▸ **Instructions to follow**
Word for word, retype every entry in the listing.

Start Exercise inputs

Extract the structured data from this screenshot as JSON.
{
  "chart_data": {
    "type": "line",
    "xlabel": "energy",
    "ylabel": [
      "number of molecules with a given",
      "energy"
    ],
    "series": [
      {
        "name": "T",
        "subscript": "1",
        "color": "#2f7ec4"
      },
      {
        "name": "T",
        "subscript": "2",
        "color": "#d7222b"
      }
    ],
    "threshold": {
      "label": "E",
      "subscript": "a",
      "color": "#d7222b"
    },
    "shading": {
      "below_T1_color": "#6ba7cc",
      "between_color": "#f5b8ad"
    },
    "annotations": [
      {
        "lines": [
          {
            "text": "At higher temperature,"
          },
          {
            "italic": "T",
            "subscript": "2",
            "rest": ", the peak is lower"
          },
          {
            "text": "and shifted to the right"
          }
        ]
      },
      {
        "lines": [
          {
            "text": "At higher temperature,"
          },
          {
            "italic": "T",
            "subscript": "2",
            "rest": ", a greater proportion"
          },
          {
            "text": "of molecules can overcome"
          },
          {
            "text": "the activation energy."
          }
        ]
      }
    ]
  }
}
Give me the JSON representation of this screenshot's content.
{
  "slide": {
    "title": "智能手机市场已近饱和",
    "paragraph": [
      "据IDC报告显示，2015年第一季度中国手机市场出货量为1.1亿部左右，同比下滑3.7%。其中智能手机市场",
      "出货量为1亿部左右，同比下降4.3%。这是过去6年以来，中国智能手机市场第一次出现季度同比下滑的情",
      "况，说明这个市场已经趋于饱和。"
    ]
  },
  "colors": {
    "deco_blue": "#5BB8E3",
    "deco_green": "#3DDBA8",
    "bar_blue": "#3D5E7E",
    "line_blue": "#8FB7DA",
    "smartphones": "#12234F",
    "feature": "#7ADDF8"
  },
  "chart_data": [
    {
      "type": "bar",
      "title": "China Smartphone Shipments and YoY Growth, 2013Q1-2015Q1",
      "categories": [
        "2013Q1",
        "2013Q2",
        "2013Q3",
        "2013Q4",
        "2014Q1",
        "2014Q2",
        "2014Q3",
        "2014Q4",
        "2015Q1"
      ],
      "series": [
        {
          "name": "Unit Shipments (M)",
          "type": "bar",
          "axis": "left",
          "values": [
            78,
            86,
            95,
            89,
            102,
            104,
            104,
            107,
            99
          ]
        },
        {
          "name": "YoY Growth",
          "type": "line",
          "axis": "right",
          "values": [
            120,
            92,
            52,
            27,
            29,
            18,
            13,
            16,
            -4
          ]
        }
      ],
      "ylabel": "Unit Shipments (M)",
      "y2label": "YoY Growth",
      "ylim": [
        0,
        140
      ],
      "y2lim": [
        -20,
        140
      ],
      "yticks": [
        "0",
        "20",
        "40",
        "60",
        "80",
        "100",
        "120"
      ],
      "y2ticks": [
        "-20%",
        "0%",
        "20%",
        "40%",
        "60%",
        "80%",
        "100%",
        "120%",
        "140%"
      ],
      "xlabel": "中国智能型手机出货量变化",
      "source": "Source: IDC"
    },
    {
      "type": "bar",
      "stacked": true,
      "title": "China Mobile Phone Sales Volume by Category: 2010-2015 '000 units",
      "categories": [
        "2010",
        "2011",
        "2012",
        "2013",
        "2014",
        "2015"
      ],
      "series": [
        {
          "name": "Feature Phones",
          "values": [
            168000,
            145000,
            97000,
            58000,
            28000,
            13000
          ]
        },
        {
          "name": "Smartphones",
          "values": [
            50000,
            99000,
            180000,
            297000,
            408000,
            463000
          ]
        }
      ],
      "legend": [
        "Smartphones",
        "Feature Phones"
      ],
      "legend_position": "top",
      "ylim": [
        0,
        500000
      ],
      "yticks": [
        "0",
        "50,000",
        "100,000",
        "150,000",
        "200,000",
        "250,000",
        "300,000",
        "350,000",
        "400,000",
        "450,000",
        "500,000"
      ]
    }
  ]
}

End Exercise inputs

▸ **The result**
Extract the structured data from this screenshot as JSON.
{
  "chart_data": {
    "type": "line",
    "xlabel": "energy",
    "ylabel": [
      "number of molecules with a given",
      "energy"
    ],
    "series": [
      {
        "name": "T",
        "subscript": "1",
        "color": "#2f7ec4"
      },
      {
        "name": "T",
        "subscript": "2",
        "color": "#d7222b"
      }
    ],
    "threshold": {
      "label": "E",
      "subscript": "a",
      "color": "#d7222b"
    },
    "shading": {
      "below_T1_color": "#6ba7cc",
      "between_color": "#f5b8ad"
    },
    "annotations": [
      {
        "lines": [
          {
            "text": "At higher temperature,"
          },
          {
            "italic": "T",
            "subscript": "2",
            "rest": ", the peak is lower"
          },
          {
            "text": "and shifted to the right"
          }
        ]
      },
      {
        "lines": [
          {
            "text": "At higher temperature,"
          },
          {
            "italic": "T",
            "subscript": "2",
            "rest": ", a greater proportion"
          },
          {
            "text": "of molecules can overcome"
          },
          {
            "text": "the activation energy."
          }
        ]
      }
    ]
  }
}
Give me the JSON representation of this screenshot's content.
{
  "slide": {
    "title": "智能手机市场已近饱和",
    "paragraph": [
      "据IDC报告显示，2015年第一季度中国手机市场出货量为1.1亿部左右，同比下滑3.7%。其中智能手机市场",
      "出货量为1亿部左右，同比下降4.3%。这是过去6年以来，中国智能手机市场第一次出现季度同比下滑的情",
      "况，说明这个市场已经趋于饱和。"
    ]
  },
  "colors": {
    "deco_blue": "#5BB8E3",
    "deco_green": "#3DDBA8",
    "bar_blue": "#3D5E7E",
    "line_blue": "#8FB7DA",
    "smartphones": "#12234F",
    "feature": "#7ADDF8"
  },
  "chart_data": [
    {
      "type": "bar",
      "title": "China Smartphone Shipments and YoY Growth, 2013Q1-2015Q1",
      "categories": [
        "2013Q1",
        "2013Q2",
        "2013Q3",
        "2013Q4",
        "2014Q1",
        "2014Q2",
        "2014Q3",
        "2014Q4",
        "2015Q1"
      ],
      "series": [
        {
          "name": "Unit Shipments (M)",
          "type": "bar",
          "axis": "left",
          "values": [
            78,
            86,
            95,
            89,
            102,
            104,
            104,
            107,
            99
          ]
        },
        {
          "name": "YoY Growth",
          "type": "line",
          "axis": "right",
          "values": [
            120,
            92,
            52,
            27,
            29,
            18,
            13,
            16,
            -4
          ]
        }
      ],
      "ylabel": "Unit Shipments (M)",
      "y2label": "YoY Growth",
      "ylim": [
        0,
        140
      ],
      "y2lim": [
        -20,
        140
      ],
      "yticks": [
        "0",
        "20",
        "40",
        "60",
        "80",
        "100",
        "120"
      ],
      "y2ticks": [
        "-20%",
        "0%",
        "20%",
        "40%",
        "60%",
        "80%",
        "100%",
        "120%",
        "140%"
      ],
      "xlabel": "中国智能型手机出货量变化",
      "source": "Source: IDC"
    },
    {
      "type": "bar",
      "stacked": true,
      "title": "China Mobile Phone Sales Volume by Category: 2010-2015 '000 units",
      "categories": [
        "2010",
        "2011",
        "2012",
        "2013",
        "2014",
        "2015"
      ],
      "series": [
        {
          "name": "Feature Phones",
          "values": [
            168000,
            145000,
            97000,
            58000,
            28000,
            13000
          ]
        },
        {
          "name": "Smartphones",
          "values": [
            50000,
            99000,
            180000,
            297000,
            408000,
            463000
          ]
        }
      ],
      "legend": [
        "Smartphones",
        "Feature Phones"
      ],
      "legend_position": "top",
      "ylim": [
        0,
        500000
      ],
      "yticks": [
        "0",
        "50,000",
        "100,000",
        "150,000",
        "200,000",
        "250,000",
        "300,000",
        "350,000",
        "400,000",
        "450,000",
        "500,000"
      ]
    }
  ]
}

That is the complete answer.